=== Requirements ===
Output the full material exactly as it appears here.

Figure contents as structured data:
** START **

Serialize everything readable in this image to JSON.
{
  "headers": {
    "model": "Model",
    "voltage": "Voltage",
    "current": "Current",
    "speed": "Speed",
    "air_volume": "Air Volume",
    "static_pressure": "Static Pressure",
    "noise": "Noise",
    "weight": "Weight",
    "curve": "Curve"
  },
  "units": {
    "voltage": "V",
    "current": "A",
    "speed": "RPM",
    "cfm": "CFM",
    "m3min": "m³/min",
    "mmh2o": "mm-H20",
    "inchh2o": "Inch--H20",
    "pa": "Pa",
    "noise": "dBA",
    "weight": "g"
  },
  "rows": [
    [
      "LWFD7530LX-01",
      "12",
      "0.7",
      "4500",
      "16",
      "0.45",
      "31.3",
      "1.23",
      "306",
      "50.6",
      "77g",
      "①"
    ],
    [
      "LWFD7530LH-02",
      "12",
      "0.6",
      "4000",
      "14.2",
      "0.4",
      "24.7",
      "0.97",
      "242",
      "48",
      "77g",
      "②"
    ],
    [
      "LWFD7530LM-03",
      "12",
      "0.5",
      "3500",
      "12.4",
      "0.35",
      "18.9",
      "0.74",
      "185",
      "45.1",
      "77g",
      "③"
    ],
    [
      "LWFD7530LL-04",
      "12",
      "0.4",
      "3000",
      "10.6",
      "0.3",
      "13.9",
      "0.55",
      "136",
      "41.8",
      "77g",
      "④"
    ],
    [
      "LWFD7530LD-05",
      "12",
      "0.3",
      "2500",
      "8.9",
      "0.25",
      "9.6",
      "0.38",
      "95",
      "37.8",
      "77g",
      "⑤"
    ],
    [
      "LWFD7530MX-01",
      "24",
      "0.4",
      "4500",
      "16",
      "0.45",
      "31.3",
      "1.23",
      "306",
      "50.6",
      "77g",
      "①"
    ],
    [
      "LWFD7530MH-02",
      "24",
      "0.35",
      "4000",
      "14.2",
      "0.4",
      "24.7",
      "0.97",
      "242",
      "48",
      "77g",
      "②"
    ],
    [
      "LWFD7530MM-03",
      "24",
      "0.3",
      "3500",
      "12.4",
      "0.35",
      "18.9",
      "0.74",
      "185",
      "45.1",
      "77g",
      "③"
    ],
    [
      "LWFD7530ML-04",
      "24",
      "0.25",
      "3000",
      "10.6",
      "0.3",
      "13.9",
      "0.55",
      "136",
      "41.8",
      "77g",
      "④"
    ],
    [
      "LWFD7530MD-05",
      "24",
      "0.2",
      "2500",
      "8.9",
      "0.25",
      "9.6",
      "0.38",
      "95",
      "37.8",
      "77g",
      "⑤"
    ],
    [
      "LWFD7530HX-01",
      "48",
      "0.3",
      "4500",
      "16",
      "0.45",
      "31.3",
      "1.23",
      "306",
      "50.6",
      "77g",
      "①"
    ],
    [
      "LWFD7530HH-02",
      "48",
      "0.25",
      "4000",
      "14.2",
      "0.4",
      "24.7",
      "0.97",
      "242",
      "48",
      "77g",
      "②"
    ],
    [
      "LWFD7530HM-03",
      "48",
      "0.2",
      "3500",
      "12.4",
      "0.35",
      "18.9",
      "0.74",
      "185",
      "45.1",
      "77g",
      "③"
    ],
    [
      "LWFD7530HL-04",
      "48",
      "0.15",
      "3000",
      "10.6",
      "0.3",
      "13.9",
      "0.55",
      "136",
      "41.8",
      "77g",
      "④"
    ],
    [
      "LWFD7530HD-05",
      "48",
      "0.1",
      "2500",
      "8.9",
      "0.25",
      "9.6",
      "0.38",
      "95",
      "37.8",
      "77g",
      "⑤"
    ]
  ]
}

** END **

=== Complete response ===
Serialize everything readable in this image to JSON.
{
  "headers": {
    "model": "Model",
    "voltage": "Voltage",
    "current": "Current",
    "speed": "Speed",
    "air_volume": "Air Volume",
    "static_pressure": "Static Pressure",
    "noise": "Noise",
    "weight": "Weight",
    "curve": "Curve"
  },
  "units": {
    "voltage": "V",
    "current": "A",
    "speed": "RPM",
    "cfm": "CFM",
    "m3min": "m³/min",
    "mmh2o": "mm-H20",
    "inchh2o": "Inch--H20",
    "pa": "Pa",
    "noise": "dBA",
    "weight": "g"
  },
  "rows": [
    [
      "LWFD7530LX-01",
      "12",
      "0.7",
      "4500",
      "16",
      "0.45",
      "31.3",
      "1.23",
      "306",
      "50.6",
      "77g",
      "①"
    ],
    [
      "LWFD7530LH-02",
      "12",
      "0.6",
      "4000",
      "14.2",
      "0.4",
      "24.7",
      "0.97",
      "242",
      "48",
      "77g",
      "②"
    ],
    [
      "LWFD7530LM-03",
      "12",
      "0.5",
      "3500",
      "12.4",
      "0.35",
      "18.9",
      "0.74",
      "185",
      "45.1",
      "77g",
      "③"
    ],
    [
      "LWFD7530LL-04",
      "12",
      "0.4",
      "3000",
      "10.6",
      "0.3",
      "13.9",
      "0.55",
      "136",
      "41.8",
      "77g",
      "④"
    ],
    [
      "LWFD7530LD-05",
      "12",
      "0.3",
      "2500",
      "8.9",
      "0.25",
      "9.6",
      "0.38",
      "95",
      "37.8",
      "77g",
      "⑤"
    ],
    [
      "LWFD7530MX-01",
      "24",
      "0.4",
      "4500",
      "16",
      "0.45",
      "31.3",
      "1.23",
      "306",
      "50.6",
      "77g",
      "①"
    ],
    [
      "LWFD7530MH-02",
      "24",
      "0.35",
      "4000",
      "14.2",
      "0.4",
      "24.7",
      "0.97",
      "242",
      "48",
      "77g",
      "②"
    ],
    [
      "LWFD7530MM-03",
      "24",
      "0.3",
      "3500",
      "12.4",
      "0.35",
      "18.9",
      "0.74",
      "185",
      "45.1",
      "77g",
      "③"
    ],
    [
      "LWFD7530ML-04",
      "24",
      "0.25",
      "3000",
      "10.6",
      "0.3",
      "13.9",
      "0.55",
      "136",
      "41.8",
      "77g",
      "④"
    ],
    [
      "LWFD7530MD-05",
      "24",
      "0.2",
      "2500",
      "8.9",
      "0.25",
      "9.6",
      "0.38",
      "95",
      "37.8",
      "77g",
      "⑤"
    ],
    [
      "LWFD7530HX-01",
      "48",
      "0.3",
      "4500",
      "16",
      "0.45",
      "31.3",
      "1.23",
      "306",
      "50.6",
      "77g",
      "①"
    ],
    [
      "LWFD7530HH-02",
      "48",
      "0.25",
      "4000",
      "14.2",
      "0.4",
      "24.7",
      "0.97",
      "242",
      "48",
      "77g",
      "②"
    ],
    [
      "LWFD7530HM-03",
      "48",
      "0.2",
      "3500",
      "12.4",
      "0.35",
      "18.9",
      "0.74",
      "185",
      "45.1",
      "77g",
      "③"
    ],
    [
      "LWFD7530HL-04",
      "48",
      "0.15",
      "3000",
      "10.6",
      "0.3",
      "13.9",
      "0.55",
      "136",
      "41.8",
      "77g",
      "④"
    ],
    [
      "LWFD7530HD-05",
      "48",
      "0.1",
      "2500",
      "8.9",
      "0.25",
      "9.6",
      "0.38",
      "95",
      "37.8",
      "77g",
      "⑤"
    ]
  ]
}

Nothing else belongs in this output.